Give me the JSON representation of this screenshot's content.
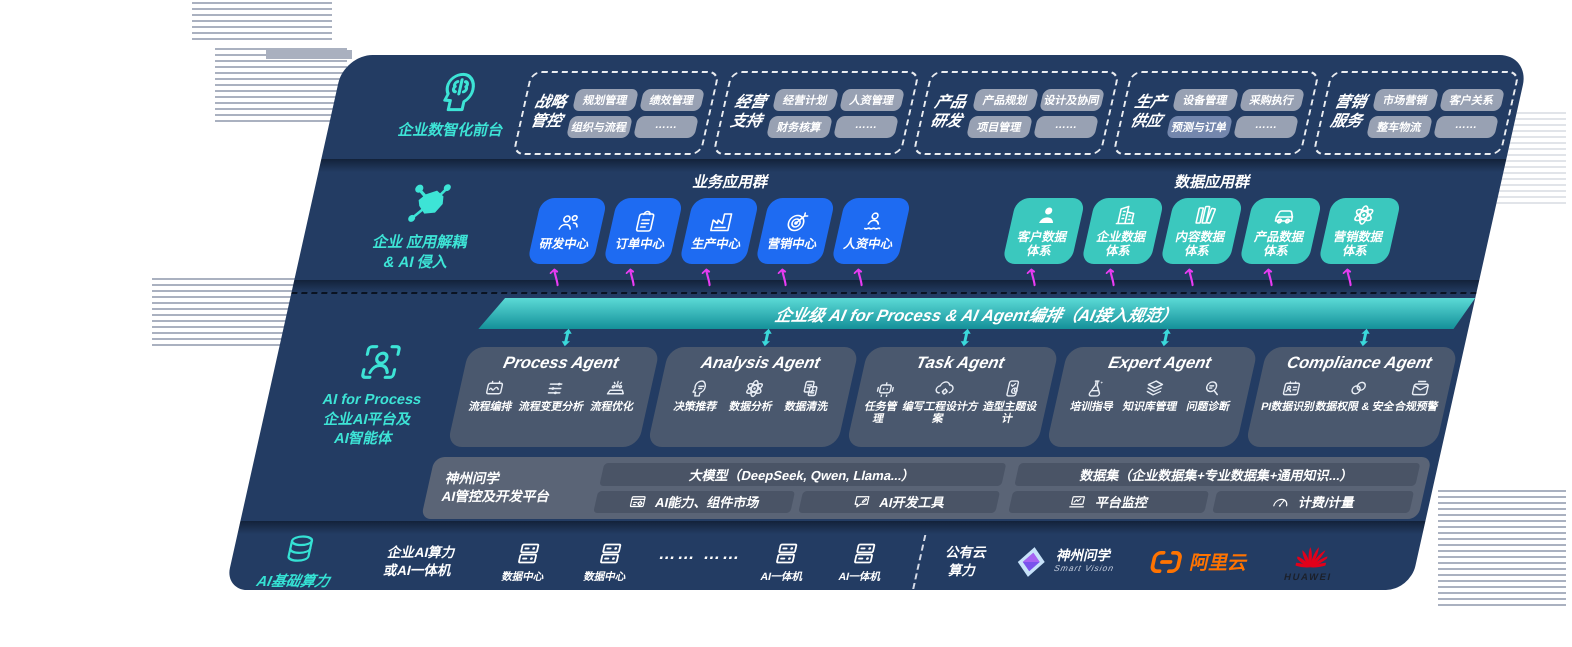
{
  "panel": {
    "front_office": {
      "label": "企业数智化前台",
      "groups": [
        {
          "t1": "战略",
          "t2": "管控",
          "chips": [
            "规划管理",
            "绩效管理",
            "组织与流程",
            "……"
          ]
        },
        {
          "t1": "经营",
          "t2": "支持",
          "chips": [
            "经营计划",
            "人资管理",
            "财务核算",
            "……"
          ]
        },
        {
          "t1": "产品",
          "t2": "研发",
          "chips": [
            "产品规划",
            "设计及协同",
            "项目管理",
            "……"
          ]
        },
        {
          "t1": "生产",
          "t2": "供应",
          "chips": [
            "设备管理",
            "采购执行",
            "预测与订单",
            "……"
          ]
        },
        {
          "t1": "营销",
          "t2": "服务",
          "chips": [
            "市场营销",
            "客户关系",
            "整车物流",
            "……"
          ]
        }
      ]
    },
    "app_layer": {
      "label_line1": "企业 应用解耦",
      "label_line2": "& AI 侵入",
      "business_title": "业务应用群",
      "business_apps": [
        {
          "label": "研发中心"
        },
        {
          "label": "订单中心"
        },
        {
          "label": "生产中心"
        },
        {
          "label": "营销中心"
        },
        {
          "label": "人资中心"
        }
      ],
      "data_title": "数据应用群",
      "data_apps": [
        {
          "l1": "客户数据",
          "l2": "体系"
        },
        {
          "l1": "企业数据",
          "l2": "体系"
        },
        {
          "l1": "内容数据",
          "l2": "体系"
        },
        {
          "l1": "产品数据",
          "l2": "体系"
        },
        {
          "l1": "营销数据",
          "l2": "体系"
        }
      ]
    },
    "banner": "企业级 AI for Process & AI Agent编排（AI接入规范）",
    "ai_layer": {
      "label_line1": "AI for Process",
      "label_line2": "企业AI平台及",
      "label_line3": "AI智能体",
      "agents": [
        {
          "title": "Process Agent",
          "items": [
            "流程编排",
            "流程变更分析",
            "流程优化"
          ]
        },
        {
          "title": "Analysis Agent",
          "items": [
            "决策推荐",
            "数据分析",
            "数据清洗"
          ]
        },
        {
          "title": "Task Agent",
          "items": [
            "任务管理",
            "编写工程设计方案",
            "造型主题设计"
          ]
        },
        {
          "title": "Expert Agent",
          "items": [
            "培训指导",
            "知识库管理",
            "问题诊断"
          ]
        },
        {
          "title": "Compliance Agent",
          "items": [
            "PI数据识别",
            "数据权限 & 安全",
            "合规预警"
          ]
        }
      ],
      "platform": {
        "name_line1": "神州问学",
        "name_line2": "AI管控及开发平台",
        "models_bar": "大模型（DeepSeek, Qwen, Llama...）",
        "left_cells": [
          "AI能力、组件市场",
          "AI开发工具"
        ],
        "datasets_bar": "数据集（企业数据集+专业数据集+通用知识...）",
        "right_cells": [
          "平台监控",
          "计费/计量"
        ]
      }
    },
    "infra_layer": {
      "label": "AI基础算力",
      "compute_line1": "企业AI算力",
      "compute_line2": "或AI一体机",
      "nodes": [
        {
          "label": "数据中心"
        },
        {
          "label": "数据中心"
        },
        {
          "label": "AI一体机"
        },
        {
          "label": "AI一体机"
        }
      ],
      "dots": "…… ……",
      "cloud_line1": "公有云",
      "cloud_line2": "算力",
      "vendors": {
        "szwx_name": "神州问学",
        "szwx_sub": "Smart Vision",
        "ali": "阿里云",
        "huawei": "HUAWEI"
      }
    },
    "colors": {
      "panel_bg": "#233c63",
      "blue_box": "#1e6bf2",
      "teal_box": "#3bc8be",
      "banner_teal": "#2fbdbd",
      "accent_teal": "#35e2d4",
      "magenta_arrow": "#e73cf2",
      "ali_orange": "#ff7300",
      "huawei_red": "#e2001a"
    }
  }
}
..........
Directions for this task: Collect each line above holding the string "Process".

Exercise output:
    "banner": "企业级 AI for Process & AI Agent编排（AI接入规范）",
      "label_line1": "AI for Process",
          "title": "Process Agent",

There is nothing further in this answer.